### What the task asks:
Retype each entry below exactly as it stands.

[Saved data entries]
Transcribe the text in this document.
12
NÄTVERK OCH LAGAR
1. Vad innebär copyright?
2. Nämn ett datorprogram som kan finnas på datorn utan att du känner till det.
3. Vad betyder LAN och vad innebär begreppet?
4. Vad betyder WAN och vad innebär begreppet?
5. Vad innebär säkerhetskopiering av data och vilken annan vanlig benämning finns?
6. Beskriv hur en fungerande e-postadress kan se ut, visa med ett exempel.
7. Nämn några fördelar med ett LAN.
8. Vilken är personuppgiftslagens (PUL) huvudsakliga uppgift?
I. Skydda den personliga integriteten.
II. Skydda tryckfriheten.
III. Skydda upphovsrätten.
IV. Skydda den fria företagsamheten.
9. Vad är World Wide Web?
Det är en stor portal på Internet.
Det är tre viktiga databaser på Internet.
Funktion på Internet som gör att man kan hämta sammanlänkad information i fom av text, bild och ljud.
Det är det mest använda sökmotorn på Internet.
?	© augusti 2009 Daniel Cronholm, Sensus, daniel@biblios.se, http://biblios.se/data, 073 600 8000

### Output of the task:
Transcribe the text in this document.
12
NÄTVERK OCH LAGAR
1. Vad innebär copyright?
2. Nämn ett datorprogram som kan finnas på datorn utan att du känner till det.
3. Vad betyder LAN och vad innebär begreppet?
4. Vad betyder WAN och vad innebär begreppet?
5. Vad innebär säkerhetskopiering av data och vilken annan vanlig benämning finns?
6. Beskriv hur en fungerande e-postadress kan se ut, visa med ett exempel.
7. Nämn några fördelar med ett LAN.
8. Vilken är personuppgiftslagens (PUL) huvudsakliga uppgift?
I. Skydda den personliga integriteten.
II. Skydda tryckfriheten.
III. Skydda upphovsrätten.
IV. Skydda den fria företagsamheten.
9. Vad är World Wide Web?
Det är en stor portal på Internet.
Det är tre viktiga databaser på Internet.
Funktion på Internet som gör att man kan hämta sammanlänkad information i fom av text, bild och ljud.
Det är det mest använda sökmotorn på Internet.
?	© augusti 2009 Daniel Cronholm, Sensus, daniel@biblios.se, http://biblios.se/data, 073 600 8000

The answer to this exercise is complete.